> _Text shown_:
---

1 of a suit: 13+, 4 card majors. Unlimited. Responses are 6+, and Gorenish. Very few (or no) conventions.

1NT: 10-12

2 of a suit: 6-12, 5+ cards, may be any 5 card suit, including a 6 count with a 65432 suit at unfavorable. New suits are NF, 2NT and a raise to 3 are invitational. Jump shifts are GF.

 

Very aggressive, simple system. 2 bids are hard to handle for the opps, but game and slams are difficult to bid.

 

Fantoni-Nunes

1 of a suit: 14+ unbalanced, 15+ balanced, 5 card majors, 4 card 1D (unbalanced, usually 5+), 1C is 2+ and contains balanced hands with no 5cM outside of the NT ranges. Unlimited and forcing. 1 level responses are 1-9, 2 level responses are 10+ and GF. 2C (or 1C-2D) is a catchall GF: other 2/1s are 5+ cards. 3 level responses are 5-5 GF.

1NT: 12-14

2 of a suit: 10(9)-13, 5+ cards, unbalanced, may be any 5 card suit. 2m may be 4441. Relay continuations.

---

> _Objectives_:
1. Answer from the bridge system notes:
(a) What point range does 1NT show in the first system described?
(b) What point range does 1NT show in Fantoni-Nunes?
(c) In Fantoni-Nunes, what do 3 level responses show?
2. Copy the stretch of the bridge system notes from "Fantoni-Nunes" through "are 5-5 GF.", swapping "catchall" for "waiting".

> _Raw records_:
---

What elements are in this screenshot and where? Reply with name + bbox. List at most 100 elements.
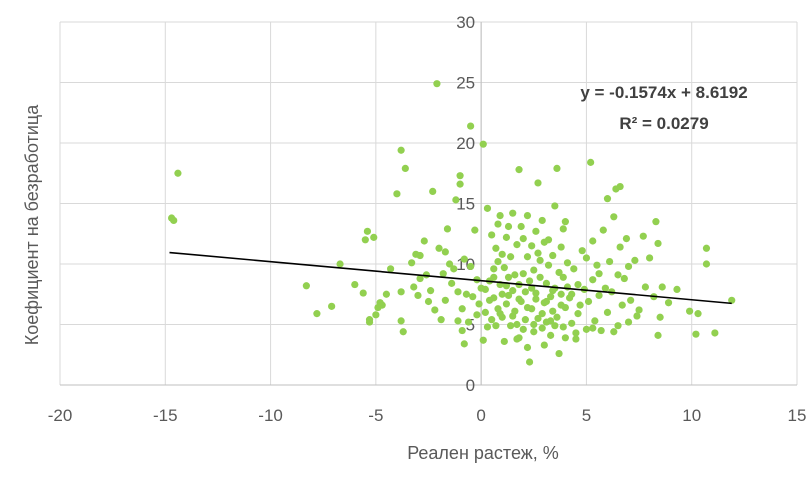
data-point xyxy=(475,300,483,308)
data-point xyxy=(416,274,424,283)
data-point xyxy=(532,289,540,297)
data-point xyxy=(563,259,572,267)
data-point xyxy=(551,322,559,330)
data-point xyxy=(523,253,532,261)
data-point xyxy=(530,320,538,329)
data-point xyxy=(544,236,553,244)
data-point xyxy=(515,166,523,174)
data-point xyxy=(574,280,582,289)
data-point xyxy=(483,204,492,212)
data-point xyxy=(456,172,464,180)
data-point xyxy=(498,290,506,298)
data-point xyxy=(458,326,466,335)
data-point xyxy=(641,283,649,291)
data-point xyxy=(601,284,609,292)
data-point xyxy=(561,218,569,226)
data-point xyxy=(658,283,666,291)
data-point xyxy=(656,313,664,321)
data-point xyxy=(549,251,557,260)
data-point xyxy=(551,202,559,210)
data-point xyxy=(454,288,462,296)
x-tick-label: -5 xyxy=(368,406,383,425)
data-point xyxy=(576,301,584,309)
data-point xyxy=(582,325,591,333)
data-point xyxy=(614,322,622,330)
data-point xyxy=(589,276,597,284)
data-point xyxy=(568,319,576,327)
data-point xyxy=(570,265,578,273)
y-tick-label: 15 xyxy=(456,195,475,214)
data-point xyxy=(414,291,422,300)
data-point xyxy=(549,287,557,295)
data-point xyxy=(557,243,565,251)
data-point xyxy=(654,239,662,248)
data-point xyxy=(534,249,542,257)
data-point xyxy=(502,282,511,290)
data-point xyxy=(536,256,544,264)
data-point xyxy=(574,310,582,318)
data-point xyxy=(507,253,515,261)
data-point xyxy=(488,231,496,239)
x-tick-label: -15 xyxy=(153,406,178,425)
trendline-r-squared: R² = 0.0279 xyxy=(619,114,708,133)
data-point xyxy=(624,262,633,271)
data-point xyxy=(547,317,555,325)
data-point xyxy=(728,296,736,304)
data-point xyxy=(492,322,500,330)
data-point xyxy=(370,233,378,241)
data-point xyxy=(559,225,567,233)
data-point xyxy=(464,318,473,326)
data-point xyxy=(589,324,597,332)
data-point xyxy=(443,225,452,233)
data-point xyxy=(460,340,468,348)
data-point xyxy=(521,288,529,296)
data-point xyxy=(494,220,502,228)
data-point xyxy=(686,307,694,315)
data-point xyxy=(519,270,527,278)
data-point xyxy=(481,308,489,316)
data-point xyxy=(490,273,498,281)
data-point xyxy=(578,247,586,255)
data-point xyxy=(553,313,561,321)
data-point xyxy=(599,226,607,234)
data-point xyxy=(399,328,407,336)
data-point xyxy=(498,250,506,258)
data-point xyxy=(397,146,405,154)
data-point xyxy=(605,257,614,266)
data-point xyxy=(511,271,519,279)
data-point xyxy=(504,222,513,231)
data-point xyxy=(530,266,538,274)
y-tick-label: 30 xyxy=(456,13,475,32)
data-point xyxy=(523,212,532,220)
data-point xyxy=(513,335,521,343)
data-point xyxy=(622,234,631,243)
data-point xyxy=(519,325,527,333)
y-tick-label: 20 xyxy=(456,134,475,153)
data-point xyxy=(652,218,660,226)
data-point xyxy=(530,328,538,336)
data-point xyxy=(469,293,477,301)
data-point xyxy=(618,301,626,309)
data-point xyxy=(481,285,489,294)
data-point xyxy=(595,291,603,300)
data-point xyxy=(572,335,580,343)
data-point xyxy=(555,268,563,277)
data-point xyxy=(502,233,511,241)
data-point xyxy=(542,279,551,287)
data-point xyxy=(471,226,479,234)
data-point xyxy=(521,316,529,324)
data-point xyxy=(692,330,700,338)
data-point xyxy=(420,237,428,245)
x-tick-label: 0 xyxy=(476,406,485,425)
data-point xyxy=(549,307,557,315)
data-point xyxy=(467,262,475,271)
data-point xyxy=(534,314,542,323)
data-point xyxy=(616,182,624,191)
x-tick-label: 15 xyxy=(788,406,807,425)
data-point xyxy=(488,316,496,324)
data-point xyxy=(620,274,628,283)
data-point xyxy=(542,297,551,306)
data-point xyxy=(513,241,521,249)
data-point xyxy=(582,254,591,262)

---

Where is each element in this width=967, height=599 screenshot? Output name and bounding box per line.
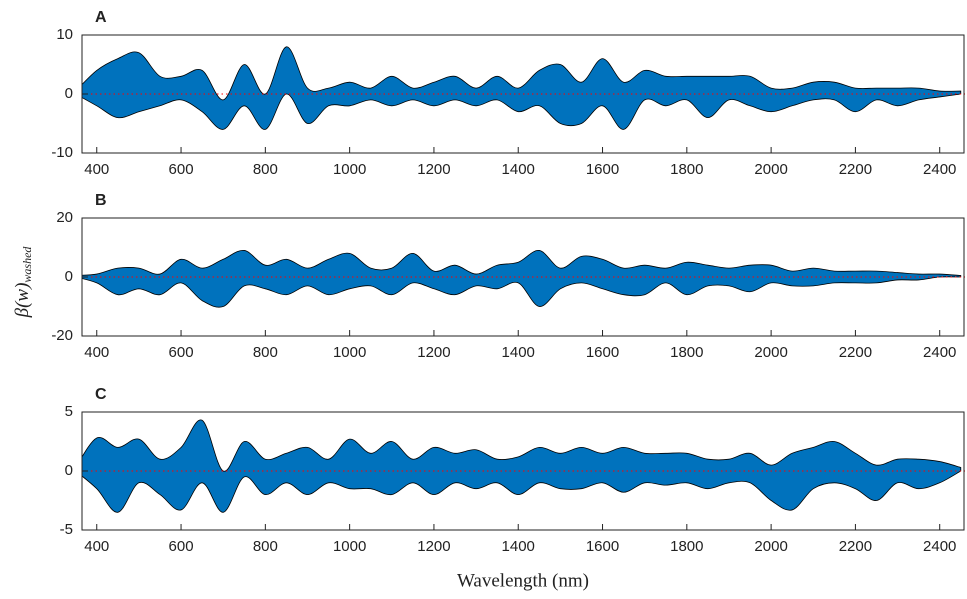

---

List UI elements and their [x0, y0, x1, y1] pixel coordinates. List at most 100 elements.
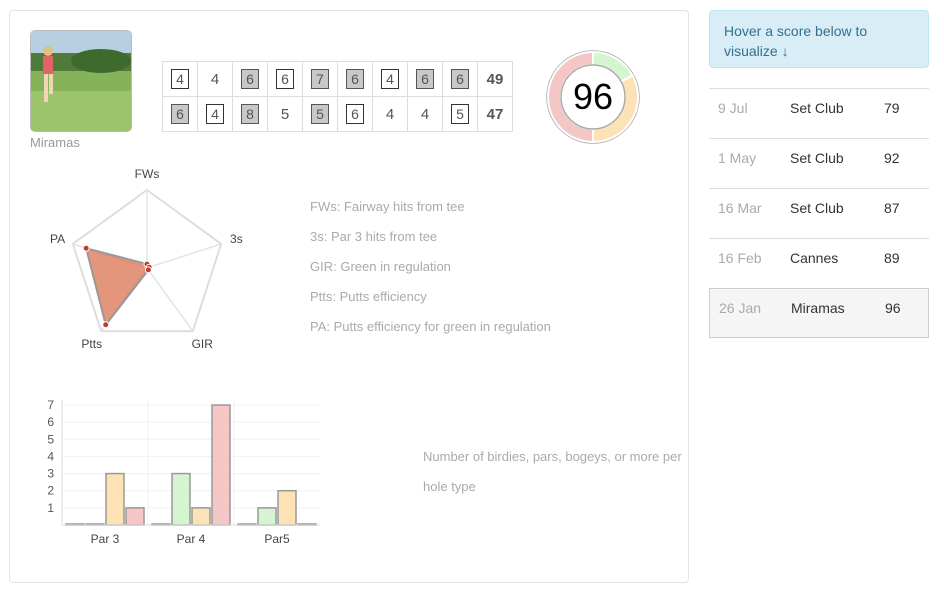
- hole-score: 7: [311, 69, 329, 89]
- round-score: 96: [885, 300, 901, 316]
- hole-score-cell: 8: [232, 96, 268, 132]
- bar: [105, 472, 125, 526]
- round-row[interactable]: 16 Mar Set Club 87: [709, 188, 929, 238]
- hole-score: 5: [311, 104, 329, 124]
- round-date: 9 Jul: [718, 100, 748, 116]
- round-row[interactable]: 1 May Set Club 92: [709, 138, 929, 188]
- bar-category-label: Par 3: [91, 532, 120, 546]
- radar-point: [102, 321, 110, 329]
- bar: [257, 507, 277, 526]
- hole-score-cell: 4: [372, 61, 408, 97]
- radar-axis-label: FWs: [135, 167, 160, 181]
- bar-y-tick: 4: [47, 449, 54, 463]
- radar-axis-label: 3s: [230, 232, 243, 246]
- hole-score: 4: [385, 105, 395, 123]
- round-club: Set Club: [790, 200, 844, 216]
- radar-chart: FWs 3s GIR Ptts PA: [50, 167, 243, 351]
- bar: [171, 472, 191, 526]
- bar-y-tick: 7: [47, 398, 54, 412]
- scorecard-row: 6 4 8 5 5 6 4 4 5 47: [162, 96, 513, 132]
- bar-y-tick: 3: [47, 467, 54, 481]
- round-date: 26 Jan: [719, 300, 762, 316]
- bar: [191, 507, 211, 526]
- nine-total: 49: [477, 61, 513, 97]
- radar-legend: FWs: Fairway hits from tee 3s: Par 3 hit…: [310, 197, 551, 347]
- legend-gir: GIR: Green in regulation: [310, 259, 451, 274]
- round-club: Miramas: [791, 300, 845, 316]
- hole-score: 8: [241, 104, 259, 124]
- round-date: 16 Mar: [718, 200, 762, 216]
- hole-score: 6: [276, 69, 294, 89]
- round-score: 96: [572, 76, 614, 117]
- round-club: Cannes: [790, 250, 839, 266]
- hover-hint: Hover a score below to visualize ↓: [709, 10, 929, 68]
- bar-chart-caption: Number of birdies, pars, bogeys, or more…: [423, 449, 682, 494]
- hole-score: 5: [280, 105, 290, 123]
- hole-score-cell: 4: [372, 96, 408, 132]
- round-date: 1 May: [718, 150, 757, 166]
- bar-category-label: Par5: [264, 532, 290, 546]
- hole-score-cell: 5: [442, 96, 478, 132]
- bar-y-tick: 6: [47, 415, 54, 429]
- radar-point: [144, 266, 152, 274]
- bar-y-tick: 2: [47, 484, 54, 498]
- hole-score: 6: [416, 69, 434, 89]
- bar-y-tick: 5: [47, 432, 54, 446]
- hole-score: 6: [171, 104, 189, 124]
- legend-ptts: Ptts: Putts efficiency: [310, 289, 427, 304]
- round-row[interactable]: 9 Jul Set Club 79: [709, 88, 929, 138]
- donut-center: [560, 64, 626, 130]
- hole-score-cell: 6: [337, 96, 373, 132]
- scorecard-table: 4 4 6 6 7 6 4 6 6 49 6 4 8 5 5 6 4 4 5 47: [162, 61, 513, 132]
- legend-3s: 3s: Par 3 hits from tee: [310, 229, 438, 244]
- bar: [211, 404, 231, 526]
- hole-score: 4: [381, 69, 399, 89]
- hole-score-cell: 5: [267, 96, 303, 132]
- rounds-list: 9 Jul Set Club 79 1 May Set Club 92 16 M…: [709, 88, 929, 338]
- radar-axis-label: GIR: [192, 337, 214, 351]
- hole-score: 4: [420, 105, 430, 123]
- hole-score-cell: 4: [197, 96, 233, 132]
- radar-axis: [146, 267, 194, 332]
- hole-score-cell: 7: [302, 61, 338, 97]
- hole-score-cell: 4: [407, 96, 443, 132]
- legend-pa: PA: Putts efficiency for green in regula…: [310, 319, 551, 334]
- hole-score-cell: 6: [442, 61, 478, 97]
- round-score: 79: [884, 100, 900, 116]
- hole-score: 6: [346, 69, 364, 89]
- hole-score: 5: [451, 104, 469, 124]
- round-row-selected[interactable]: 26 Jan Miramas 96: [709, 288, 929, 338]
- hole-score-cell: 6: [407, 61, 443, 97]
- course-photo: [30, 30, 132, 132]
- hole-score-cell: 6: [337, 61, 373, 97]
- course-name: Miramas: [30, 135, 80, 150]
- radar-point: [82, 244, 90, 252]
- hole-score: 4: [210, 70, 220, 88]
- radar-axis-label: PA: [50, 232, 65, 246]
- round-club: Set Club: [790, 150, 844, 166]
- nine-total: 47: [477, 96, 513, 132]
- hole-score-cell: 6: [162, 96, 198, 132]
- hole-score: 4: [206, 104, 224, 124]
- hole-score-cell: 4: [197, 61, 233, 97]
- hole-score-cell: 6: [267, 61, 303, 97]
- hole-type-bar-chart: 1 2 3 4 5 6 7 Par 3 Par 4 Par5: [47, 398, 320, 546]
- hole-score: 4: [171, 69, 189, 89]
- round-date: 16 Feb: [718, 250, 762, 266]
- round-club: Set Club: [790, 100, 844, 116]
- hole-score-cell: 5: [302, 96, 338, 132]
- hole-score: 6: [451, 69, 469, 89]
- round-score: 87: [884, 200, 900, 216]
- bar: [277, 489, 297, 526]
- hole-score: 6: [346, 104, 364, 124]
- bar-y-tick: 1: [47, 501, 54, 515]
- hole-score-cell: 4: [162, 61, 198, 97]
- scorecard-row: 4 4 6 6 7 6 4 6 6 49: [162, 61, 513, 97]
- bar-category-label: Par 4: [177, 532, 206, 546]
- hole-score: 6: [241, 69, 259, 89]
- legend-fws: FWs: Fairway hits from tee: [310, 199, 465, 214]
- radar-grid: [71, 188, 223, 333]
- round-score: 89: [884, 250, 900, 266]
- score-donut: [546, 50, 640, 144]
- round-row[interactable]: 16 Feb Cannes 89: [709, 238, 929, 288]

---

> _Task-by-task solutions_:
1.
(a) 10-12
(b) 12-14
(c) 5-5 GF

2.
Fantoni-Nunes

1 of a suit: 14+ unbalanced, 15+ balanced, 5 card majors, 4 card 1D (unbalanced, usually 5+), 1C is 2+ and contains balanced hands with no 5cM outside of the NT ranges. Unlimited and forcing. 1 level responses are 1-9, 2 level responses are 10+ and GF. 2C (or 1C-2D) is a waiting GF: other 2/1s are 5+ cards. 3 level responses are 5-5 GF.